• GOAL OF THE EXERCISE: Every record below should be printed exactly as given.

(Data entries for graphics)
--*--

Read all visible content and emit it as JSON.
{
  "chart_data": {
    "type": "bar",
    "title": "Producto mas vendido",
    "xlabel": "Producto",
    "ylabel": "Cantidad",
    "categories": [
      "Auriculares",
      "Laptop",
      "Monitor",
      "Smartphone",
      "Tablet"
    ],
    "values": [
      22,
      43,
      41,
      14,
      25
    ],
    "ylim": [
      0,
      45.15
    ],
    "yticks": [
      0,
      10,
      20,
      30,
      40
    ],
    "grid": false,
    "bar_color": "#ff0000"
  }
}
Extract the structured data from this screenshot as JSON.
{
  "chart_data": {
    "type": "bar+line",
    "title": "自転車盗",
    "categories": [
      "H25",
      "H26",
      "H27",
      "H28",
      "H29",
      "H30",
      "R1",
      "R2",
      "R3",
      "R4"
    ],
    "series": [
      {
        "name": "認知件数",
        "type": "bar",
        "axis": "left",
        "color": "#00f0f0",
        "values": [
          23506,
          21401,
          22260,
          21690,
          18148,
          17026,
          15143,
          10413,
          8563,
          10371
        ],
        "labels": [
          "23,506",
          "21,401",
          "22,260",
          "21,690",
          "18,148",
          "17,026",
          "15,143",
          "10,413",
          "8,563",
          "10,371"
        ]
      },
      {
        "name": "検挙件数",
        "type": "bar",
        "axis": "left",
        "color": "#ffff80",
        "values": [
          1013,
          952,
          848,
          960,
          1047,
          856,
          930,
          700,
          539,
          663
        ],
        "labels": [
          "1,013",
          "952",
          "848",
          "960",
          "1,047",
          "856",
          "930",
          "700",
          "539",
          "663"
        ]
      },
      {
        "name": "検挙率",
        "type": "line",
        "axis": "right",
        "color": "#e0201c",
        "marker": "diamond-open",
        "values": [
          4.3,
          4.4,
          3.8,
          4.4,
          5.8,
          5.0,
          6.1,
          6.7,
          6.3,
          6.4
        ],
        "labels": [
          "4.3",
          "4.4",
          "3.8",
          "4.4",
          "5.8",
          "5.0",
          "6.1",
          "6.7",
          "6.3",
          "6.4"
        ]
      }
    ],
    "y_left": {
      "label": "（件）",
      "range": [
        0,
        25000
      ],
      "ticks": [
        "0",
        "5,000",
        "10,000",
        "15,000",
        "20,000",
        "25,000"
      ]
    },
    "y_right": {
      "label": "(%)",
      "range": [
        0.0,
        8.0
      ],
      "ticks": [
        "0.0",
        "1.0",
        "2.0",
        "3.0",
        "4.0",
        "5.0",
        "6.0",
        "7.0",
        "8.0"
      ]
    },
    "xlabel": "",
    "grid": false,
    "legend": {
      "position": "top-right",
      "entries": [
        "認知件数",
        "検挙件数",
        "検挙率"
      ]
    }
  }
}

--*--

• EXPECTED OUTPUT:
Read all visible content and emit it as JSON.
{
  "chart_data": {
    "type": "bar",
    "title": "Producto mas vendido",
    "xlabel": "Producto",
    "ylabel": "Cantidad",
    "categories": [
      "Auriculares",
      "Laptop",
      "Monitor",
      "Smartphone",
      "Tablet"
    ],
    "values": [
      22,
      43,
      41,
      14,
      25
    ],
    "ylim": [
      0,
      45.15
    ],
    "yticks": [
      0,
      10,
      20,
      30,
      40
    ],
    "grid": false,
    "bar_color": "#ff0000"
  }
}
Extract the structured data from this screenshot as JSON.
{
  "chart_data": {
    "type": "bar+line",
    "title": "自転車盗",
    "categories": [
      "H25",
      "H26",
      "H27",
      "H28",
      "H29",
      "H30",
      "R1",
      "R2",
      "R3",
      "R4"
    ],
    "series": [
      {
        "name": "認知件数",
        "type": "bar",
        "axis": "left",
        "color": "#00f0f0",
        "values": [
          23506,
          21401,
          22260,
          21690,
          18148,
          17026,
          15143,
          10413,
          8563,
          10371
        ],
        "labels": [
          "23,506",
          "21,401",
          "22,260",
          "21,690",
          "18,148",
          "17,026",
          "15,143",
          "10,413",
          "8,563",
          "10,371"
        ]
      },
      {
        "name": "検挙件数",
        "type": "bar",
        "axis": "left",
        "color": "#ffff80",
        "values": [
          1013,
          952,
          848,
          960,
          1047,
          856,
          930,
          700,
          539,
          663
        ],
        "labels": [
          "1,013",
          "952",
          "848",
          "960",
          "1,047",
          "856",
          "930",
          "700",
          "539",
          "663"
        ]
      },
      {
        "name": "検挙率",
        "type": "line",
        "axis": "right",
        "color": "#e0201c",
        "marker": "diamond-open",
        "values": [
          4.3,
          4.4,
          3.8,
          4.4,
          5.8,
          5.0,
          6.1,
          6.7,
          6.3,
          6.4
        ],
        "labels": [
          "4.3",
          "4.4",
          "3.8",
          "4.4",
          "5.8",
          "5.0",
          "6.1",
          "6.7",
          "6.3",
          "6.4"
        ]
      }
    ],
    "y_left": {
      "label": "（件）",
      "range": [
        0,
        25000
      ],
      "ticks": [
        "0",
        "5,000",
        "10,000",
        "15,000",
        "20,000",
        "25,000"
      ]
    },
    "y_right": {
      "label": "(%)",
      "range": [
        0.0,
        8.0
      ],
      "ticks": [
        "0.0",
        "1.0",
        "2.0",
        "3.0",
        "4.0",
        "5.0",
        "6.0",
        "7.0",
        "8.0"
      ]
    },
    "xlabel": "",
    "grid": false,
    "legend": {
      "position": "top-right",
      "entries": [
        "認知件数",
        "検挙件数",
        "検挙率"
      ]
    }
  }
}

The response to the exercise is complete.